Instructions for the task »
Locate the line that contains "Read this page and output its text content.". Reproduce it and all following lines up to the end of the material, exactly and with nothing added.

Stored items from a collection »
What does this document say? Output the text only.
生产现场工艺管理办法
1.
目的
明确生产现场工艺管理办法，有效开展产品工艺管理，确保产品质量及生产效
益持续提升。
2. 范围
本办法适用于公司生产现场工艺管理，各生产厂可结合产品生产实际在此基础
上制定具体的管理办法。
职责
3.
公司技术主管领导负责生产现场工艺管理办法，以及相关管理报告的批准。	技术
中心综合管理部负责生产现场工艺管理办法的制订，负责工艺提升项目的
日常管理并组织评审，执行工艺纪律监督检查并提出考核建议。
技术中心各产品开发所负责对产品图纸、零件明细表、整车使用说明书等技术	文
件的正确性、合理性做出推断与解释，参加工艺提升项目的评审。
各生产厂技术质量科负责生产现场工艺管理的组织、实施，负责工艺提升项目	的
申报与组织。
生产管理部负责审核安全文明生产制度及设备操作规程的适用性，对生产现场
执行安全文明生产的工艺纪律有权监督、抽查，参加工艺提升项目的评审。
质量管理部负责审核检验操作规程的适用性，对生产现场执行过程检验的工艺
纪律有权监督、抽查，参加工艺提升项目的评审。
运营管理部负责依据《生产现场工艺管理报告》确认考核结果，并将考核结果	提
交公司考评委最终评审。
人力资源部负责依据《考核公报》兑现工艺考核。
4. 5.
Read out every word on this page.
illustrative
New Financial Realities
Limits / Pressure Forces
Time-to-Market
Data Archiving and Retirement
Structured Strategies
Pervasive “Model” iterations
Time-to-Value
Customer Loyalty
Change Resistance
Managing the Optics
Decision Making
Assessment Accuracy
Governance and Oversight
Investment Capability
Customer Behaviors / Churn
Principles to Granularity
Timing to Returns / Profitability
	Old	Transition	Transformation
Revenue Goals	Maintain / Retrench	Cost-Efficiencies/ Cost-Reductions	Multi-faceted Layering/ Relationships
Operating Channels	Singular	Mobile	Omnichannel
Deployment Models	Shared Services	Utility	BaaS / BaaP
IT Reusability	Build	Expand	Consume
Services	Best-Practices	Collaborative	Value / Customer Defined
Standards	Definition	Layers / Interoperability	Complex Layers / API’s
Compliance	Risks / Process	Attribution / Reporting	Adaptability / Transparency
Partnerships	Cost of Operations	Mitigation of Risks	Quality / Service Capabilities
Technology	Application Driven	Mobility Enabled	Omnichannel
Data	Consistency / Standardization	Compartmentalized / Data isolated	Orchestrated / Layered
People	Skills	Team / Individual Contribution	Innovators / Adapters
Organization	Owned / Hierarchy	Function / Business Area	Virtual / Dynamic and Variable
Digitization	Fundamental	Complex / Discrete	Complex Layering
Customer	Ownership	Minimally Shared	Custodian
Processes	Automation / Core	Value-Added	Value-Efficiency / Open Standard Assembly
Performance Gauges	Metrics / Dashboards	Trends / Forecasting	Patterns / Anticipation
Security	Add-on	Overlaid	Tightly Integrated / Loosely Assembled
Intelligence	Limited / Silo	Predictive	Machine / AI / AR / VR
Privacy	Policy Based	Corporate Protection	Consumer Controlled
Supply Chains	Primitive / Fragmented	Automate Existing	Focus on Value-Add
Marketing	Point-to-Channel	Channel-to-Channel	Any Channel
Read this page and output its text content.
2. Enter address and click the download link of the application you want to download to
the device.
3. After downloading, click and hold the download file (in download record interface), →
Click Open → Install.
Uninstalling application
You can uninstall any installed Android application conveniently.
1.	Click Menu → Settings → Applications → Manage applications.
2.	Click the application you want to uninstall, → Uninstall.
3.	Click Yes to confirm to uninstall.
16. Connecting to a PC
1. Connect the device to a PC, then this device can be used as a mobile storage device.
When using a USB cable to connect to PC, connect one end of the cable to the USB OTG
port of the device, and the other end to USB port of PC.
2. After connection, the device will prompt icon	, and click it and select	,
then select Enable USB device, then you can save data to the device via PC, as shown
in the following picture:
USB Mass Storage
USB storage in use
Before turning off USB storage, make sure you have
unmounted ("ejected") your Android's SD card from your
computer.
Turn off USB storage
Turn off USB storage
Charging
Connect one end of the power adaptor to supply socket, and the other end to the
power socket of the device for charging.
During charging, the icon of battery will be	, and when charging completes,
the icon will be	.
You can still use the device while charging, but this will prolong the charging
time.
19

Completed exercise »
Read this page and output its text content.
2. Enter address and click the download link of the application you want to download to
the device.
3. After downloading, click and hold the download file (in download record interface), →
Click Open → Install.
Uninstalling application
You can uninstall any installed Android application conveniently.
1.	Click Menu → Settings → Applications → Manage applications.
2.	Click the application you want to uninstall, → Uninstall.
3.	Click Yes to confirm to uninstall.
16. Connecting to a PC
1. Connect the device to a PC, then this device can be used as a mobile storage device.
When using a USB cable to connect to PC, connect one end of the cable to the USB OTG
port of the device, and the other end to USB port of PC.
2. After connection, the device will prompt icon	, and click it and select	,
then select Enable USB device, then you can save data to the device via PC, as shown
in the following picture:
USB Mass Storage
USB storage in use
Before turning off USB storage, make sure you have
unmounted ("ejected") your Android's SD card from your
computer.
Turn off USB storage
Turn off USB storage
Charging
Connect one end of the power adaptor to supply socket, and the other end to the
power socket of the device for charging.
During charging, the icon of battery will be	, and when charging completes,
the icon will be	.
You can still use the device while charging, but this will prolong the charging
time.
19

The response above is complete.